GIVEN EXERCISE:
Report the total number of lines that include the string "Terrassement", without any other text.

DATA PROVIDED:
┌────────

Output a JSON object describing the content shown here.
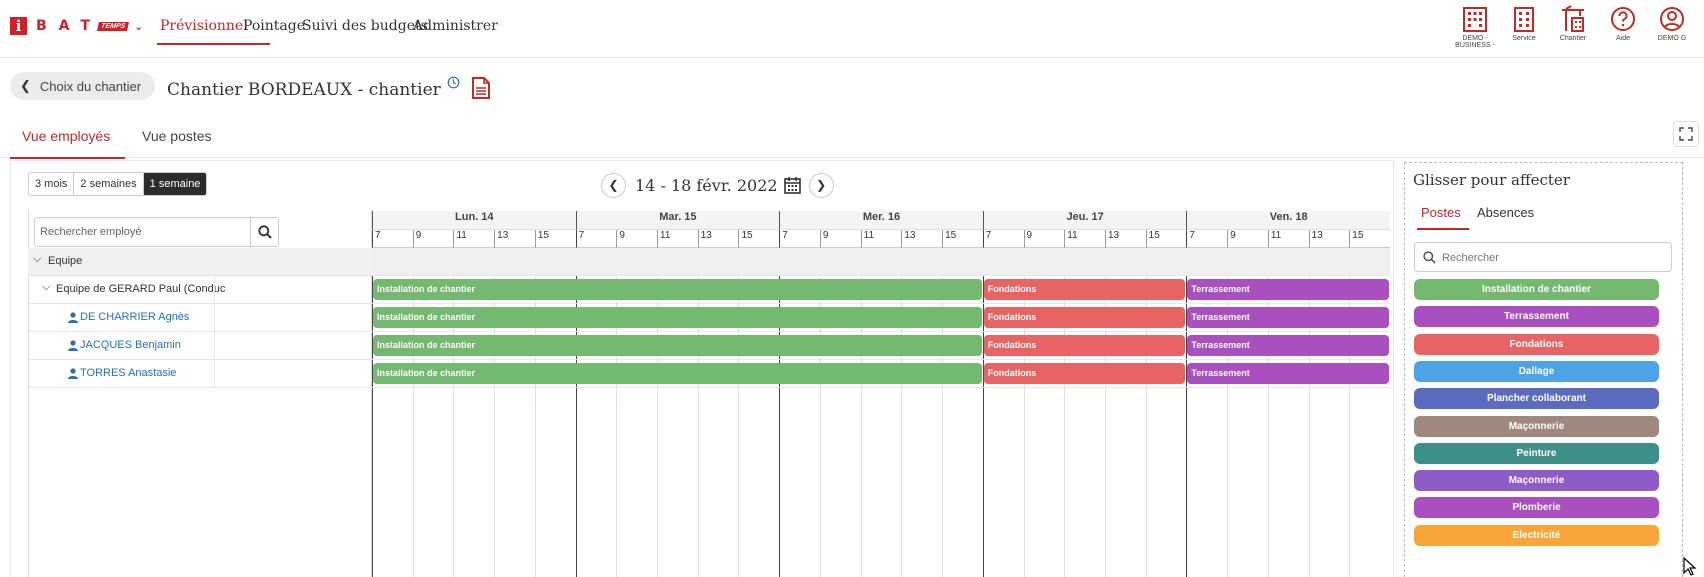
{
  "app": {
    "logo_letter": "i",
    "logo_text": "BAT",
    "logo_sub": "TEMPS"
  },
  "nav": [
    {
      "label": "Prévisionnel",
      "active": true
    },
    {
      "label": "Pointage",
      "active": false
    },
    {
      "label": "Suivi des budgets",
      "active": false
    },
    {
      "label": "Administrer",
      "active": false
    }
  ],
  "top_icons": [
    {
      "name": "building-icon",
      "label": "DEMO - BUSINESS -"
    },
    {
      "name": "office-icon",
      "label": "Service"
    },
    {
      "name": "crane-icon",
      "label": "Chantier"
    },
    {
      "name": "help-icon",
      "label": "Aide"
    },
    {
      "name": "user-icon",
      "label": "DEMO G"
    }
  ],
  "page": {
    "back_label": "Choix du chantier",
    "title": "Chantier BORDEAUX - chantier"
  },
  "tabs": [
    {
      "label": "Vue employés",
      "active": true
    },
    {
      "label": "Vue postes",
      "active": false
    }
  ],
  "range_buttons": [
    {
      "label": "3 mois",
      "selected": false
    },
    {
      "label": "2 semaines",
      "selected": false
    },
    {
      "label": "1 semaine",
      "selected": true
    }
  ],
  "date_range": "14 - 18 févr. 2022",
  "search": {
    "placeholder": "Rechercher employé"
  },
  "days": [
    "Lun. 14",
    "Mar. 15",
    "Mer. 16",
    "Jeu. 17",
    "Ven. 18"
  ],
  "hours": [
    "7",
    "9",
    "11",
    "13",
    "15"
  ],
  "tree": [
    {
      "label": "Equipe",
      "level": 0,
      "type": "group"
    },
    {
      "label": "Equipe de GERARD Paul (Conduc",
      "level": 1,
      "type": "team"
    },
    {
      "label": "DE CHARRIER Agnès",
      "level": 2,
      "type": "employee"
    },
    {
      "label": "JACQUES Benjamin",
      "level": 2,
      "type": "employee"
    },
    {
      "label": "TORRES Anastasie",
      "level": 2,
      "type": "employee"
    }
  ],
  "assignments": [
    {
      "label": "Installation de chantier",
      "start_day": 0,
      "end_day": 3,
      "color": "#73b96f"
    },
    {
      "label": "Fondations",
      "start_day": 3,
      "end_day": 4,
      "color": "#e86464"
    },
    {
      "label": "Terrassement",
      "start_day": 4,
      "end_day": 5,
      "color": "#aa4fc0"
    }
  ],
  "right_panel": {
    "title": "Glisser pour affecter",
    "tabs": [
      {
        "label": "Postes",
        "active": true
      },
      {
        "label": "Absences",
        "active": false
      }
    ],
    "search_placeholder": "Rechercher",
    "postes": [
      {
        "label": "Installation de chantier",
        "color": "#73b96f"
      },
      {
        "label": "Terrassement",
        "color": "#aa4fc0"
      },
      {
        "label": "Fondations",
        "color": "#e86464"
      },
      {
        "label": "Dallage",
        "color": "#4da3e6"
      },
      {
        "label": "Plancher collaborant",
        "color": "#5c6bc0"
      },
      {
        "label": "Maçonnerie",
        "color": "#a1887f"
      },
      {
        "label": "Peinture",
        "color": "#3d9088"
      },
      {
        "label": "Maçonnerie",
        "color": "#8e5cc8"
      },
      {
        "label": "Plomberie",
        "color": "#aa4fc0"
      },
      {
        "label": "Electricité",
        "color": "#f9a53a"
      }
    ]
  }
}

└────────

FULL ANSWER:
2